** Start of Information provided **

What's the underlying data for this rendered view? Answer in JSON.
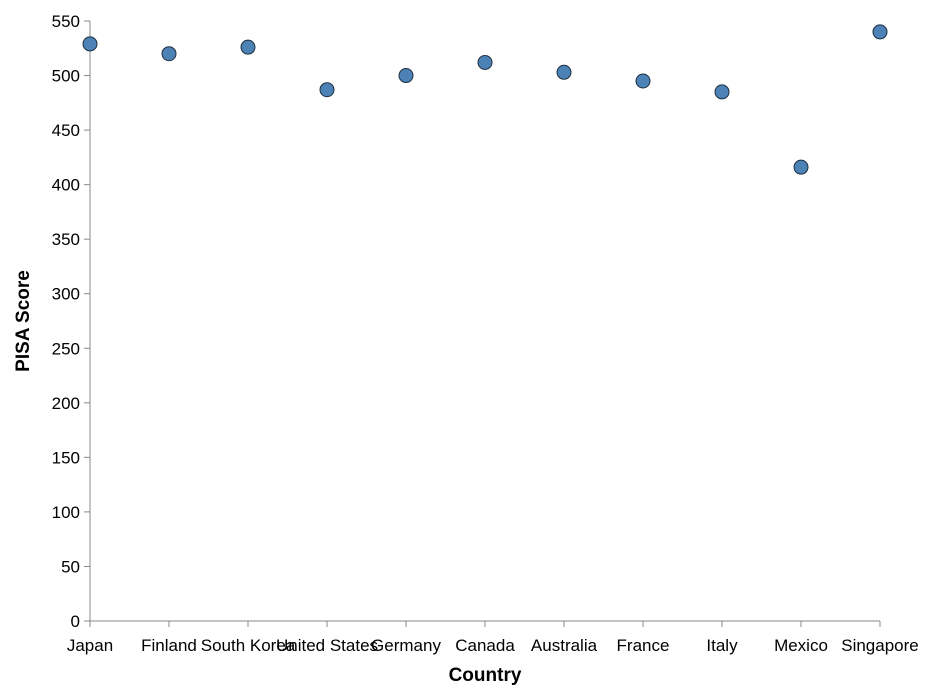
{
  "chart_data": {
    "type": "scatter",
    "title": "",
    "xlabel": "Country",
    "ylabel": "PISA Score",
    "categories": [
      "Japan",
      "Finland",
      "South Korea",
      "United States",
      "Germany",
      "Canada",
      "Australia",
      "France",
      "Italy",
      "Mexico",
      "Singapore"
    ],
    "series": [
      {
        "values": [
          529,
          520,
          526,
          487,
          500,
          512,
          503,
          495,
          485,
          416,
          540
        ]
      }
    ],
    "y_ticks": [
      0,
      50,
      100,
      150,
      200,
      250,
      300,
      350,
      400,
      450,
      500,
      550
    ],
    "ylim": [
      0,
      550
    ],
    "grid": false,
    "legend": "none",
    "colors": {
      "point_fill": "#4c82b5",
      "point_stroke": "#1f2f40",
      "axis": "#888888",
      "text": "#000000"
    }
  }
}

** End of Information provided **

Exercise aim
Repeat each entry exactly. Pictures do not belong in the copy.

Result of the exercise
What's the underlying data for this rendered view? Answer in JSON.
{
  "chart_data": {
    "type": "scatter",
    "title": "",
    "xlabel": "Country",
    "ylabel": "PISA Score",
    "categories": [
      "Japan",
      "Finland",
      "South Korea",
      "United States",
      "Germany",
      "Canada",
      "Australia",
      "France",
      "Italy",
      "Mexico",
      "Singapore"
    ],
    "series": [
      {
        "values": [
          529,
          520,
          526,
          487,
          500,
          512,
          503,
          495,
          485,
          416,
          540
        ]
      }
    ],
    "y_ticks": [
      0,
      50,
      100,
      150,
      200,
      250,
      300,
      350,
      400,
      450,
      500,
      550
    ],
    "ylim": [
      0,
      550
    ],
    "grid": false,
    "legend": "none",
    "colors": {
      "point_fill": "#4c82b5",
      "point_stroke": "#1f2f40",
      "axis": "#888888",
      "text": "#000000"
    }
  }
}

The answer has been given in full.